(Collected data entries)
╭──

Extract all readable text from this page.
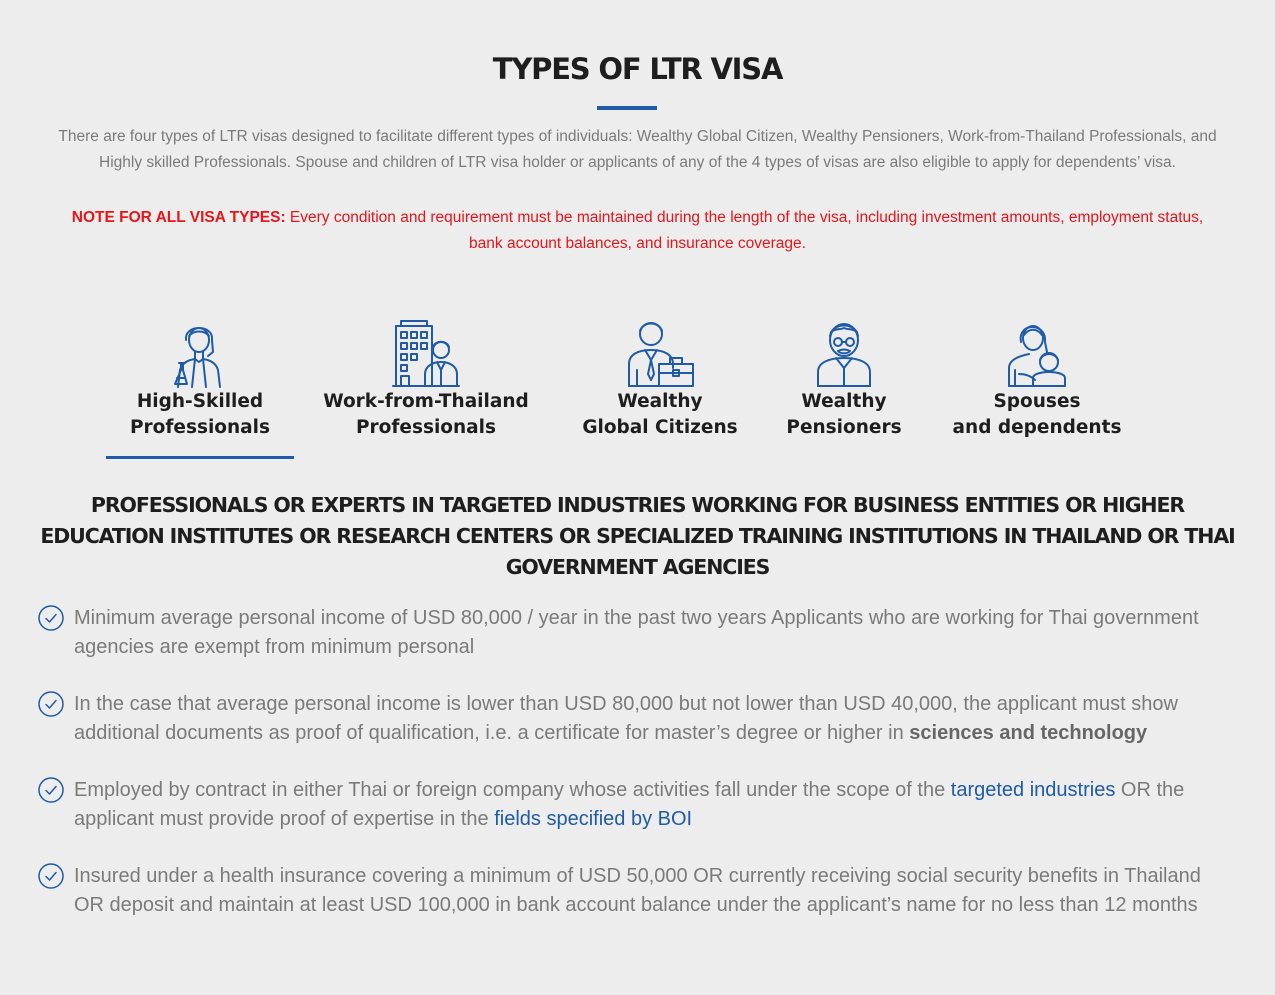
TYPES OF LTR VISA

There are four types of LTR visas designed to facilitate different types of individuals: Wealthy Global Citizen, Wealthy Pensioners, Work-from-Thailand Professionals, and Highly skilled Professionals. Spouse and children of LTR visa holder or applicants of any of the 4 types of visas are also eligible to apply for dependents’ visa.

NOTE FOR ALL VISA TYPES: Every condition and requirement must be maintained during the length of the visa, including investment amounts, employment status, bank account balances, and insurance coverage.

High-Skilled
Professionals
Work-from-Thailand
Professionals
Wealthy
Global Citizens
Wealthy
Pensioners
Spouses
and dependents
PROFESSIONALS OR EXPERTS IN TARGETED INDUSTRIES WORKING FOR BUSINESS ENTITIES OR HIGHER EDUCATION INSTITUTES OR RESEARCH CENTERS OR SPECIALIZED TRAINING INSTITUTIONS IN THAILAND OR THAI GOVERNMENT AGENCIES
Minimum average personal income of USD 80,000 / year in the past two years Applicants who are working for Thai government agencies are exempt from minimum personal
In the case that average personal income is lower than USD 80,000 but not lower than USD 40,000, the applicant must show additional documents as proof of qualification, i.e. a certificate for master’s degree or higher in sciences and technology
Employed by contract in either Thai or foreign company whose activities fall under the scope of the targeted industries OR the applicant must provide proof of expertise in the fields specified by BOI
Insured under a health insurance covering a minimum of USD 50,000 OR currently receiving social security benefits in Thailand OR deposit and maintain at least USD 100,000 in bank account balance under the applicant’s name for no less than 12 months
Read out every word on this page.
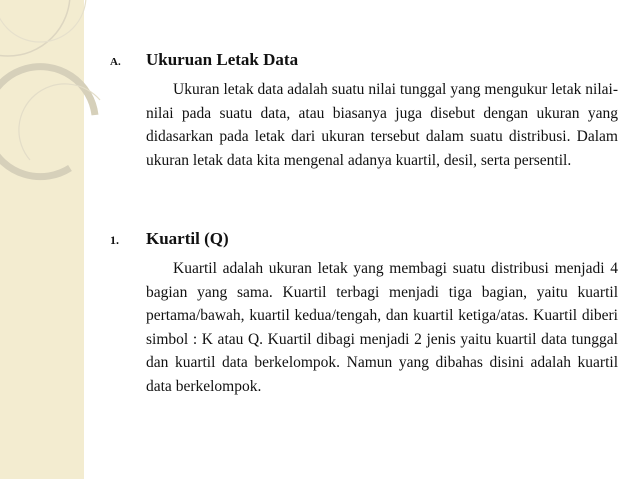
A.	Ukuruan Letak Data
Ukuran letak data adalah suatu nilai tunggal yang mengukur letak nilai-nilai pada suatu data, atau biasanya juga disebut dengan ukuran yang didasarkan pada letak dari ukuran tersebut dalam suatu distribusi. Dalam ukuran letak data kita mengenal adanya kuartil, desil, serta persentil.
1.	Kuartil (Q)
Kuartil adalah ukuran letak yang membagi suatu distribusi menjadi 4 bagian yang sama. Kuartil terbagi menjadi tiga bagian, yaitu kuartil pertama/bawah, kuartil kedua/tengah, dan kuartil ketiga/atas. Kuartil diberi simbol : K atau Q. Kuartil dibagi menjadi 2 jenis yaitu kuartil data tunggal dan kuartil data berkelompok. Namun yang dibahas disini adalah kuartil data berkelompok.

╰──

- [Directive]
Read through the data and copy every line where "dependents" shows up.

- [Solution to this task]
There are four types of LTR visas designed to facilitate different types of individuals: Wealthy Global Citizen, Wealthy Pensioners, Work-from-Thailand Professionals, and Highly skilled Professionals. Spouse and children of LTR visa holder or applicants of any of the 4 types of visas are also eligible to apply for dependents’ visa.
and dependents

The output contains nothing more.